Problem description
Write out the material exactly, leaving every picture behind.

[Data excerpts]
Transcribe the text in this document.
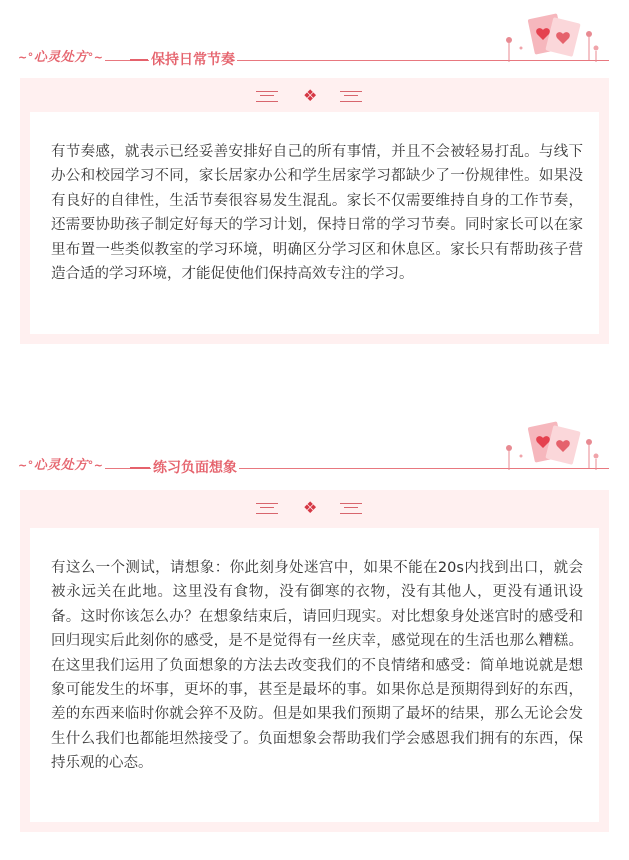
~°心灵处方°~	保持日常节奏
❖

有节奏感，就表示已经妥善安排好自己的所有事情，并且不会被轻易打乱。与线下办公和校园学习不同，家长居家办公和学生居家学习都缺少了一份规律性。如果没有良好的自律性，生活节奏很容易发生混乱。家长不仅需要维持自身的工作节奏，还需要协助孩子制定好每天的学习计划，保持日常的学习节奏。同时家长可以在家里布置一些类似教室的学习环境，明确区分学习区和休息区。家长只有帮助孩子营造合适的学习环境，才能促使他们保持高效专注的学习。

~°心灵处方°~	练习负面想象
❖

有这么一个测试，请想象：你此刻身处迷宫中，如果不能在20s内找到出口，就会被永远关在此地。这里没有食物，没有御寒的衣物，没有其他人，更没有通讯设备。这时你该怎么办？在想象结束后，请回归现实。对比想象身处迷宫时的感受和回归现实后此刻你的感受，是不是觉得有一丝庆幸，感觉现在的生活也那么糟糕。在这里我们运用了负面想象的方法去改变我们的不良情绪和感受：简单地说就是想象可能发生的坏事，更坏的事，甚至是最坏的事。如果你总是预期得到好的东西，差的东西来临时你就会猝不及防。但是如果我们预期了最坏的结果，那么无论会发生什么我们也都能坦然接受了。负面想象会帮助我们学会感恩我们拥有的东西，保持乐观的心态。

Response to the exercise
Transcribe the text in this document.
~°心灵处方°~	保持日常节奏
❖

有节奏感，就表示已经妥善安排好自己的所有事情，并且不会被轻易打乱。与线下办公和校园学习不同，家长居家办公和学生居家学习都缺少了一份规律性。如果没有良好的自律性，生活节奏很容易发生混乱。家长不仅需要维持自身的工作节奏，还需要协助孩子制定好每天的学习计划，保持日常的学习节奏。同时家长可以在家里布置一些类似教室的学习环境，明确区分学习区和休息区。家长只有帮助孩子营造合适的学习环境，才能促使他们保持高效专注的学习。

~°心灵处方°~	练习负面想象
❖

有这么一个测试，请想象：你此刻身处迷宫中，如果不能在20s内找到出口，就会被永远关在此地。这里没有食物，没有御寒的衣物，没有其他人，更没有通讯设备。这时你该怎么办？在想象结束后，请回归现实。对比想象身处迷宫时的感受和回归现实后此刻你的感受，是不是觉得有一丝庆幸，感觉现在的生活也那么糟糕。在这里我们运用了负面想象的方法去改变我们的不良情绪和感受：简单地说就是想象可能发生的坏事，更坏的事，甚至是最坏的事。如果你总是预期得到好的东西，差的东西来临时你就会猝不及防。但是如果我们预期了最坏的结果，那么无论会发生什么我们也都能坦然接受了。负面想象会帮助我们学会感恩我们拥有的东西，保持乐观的心态。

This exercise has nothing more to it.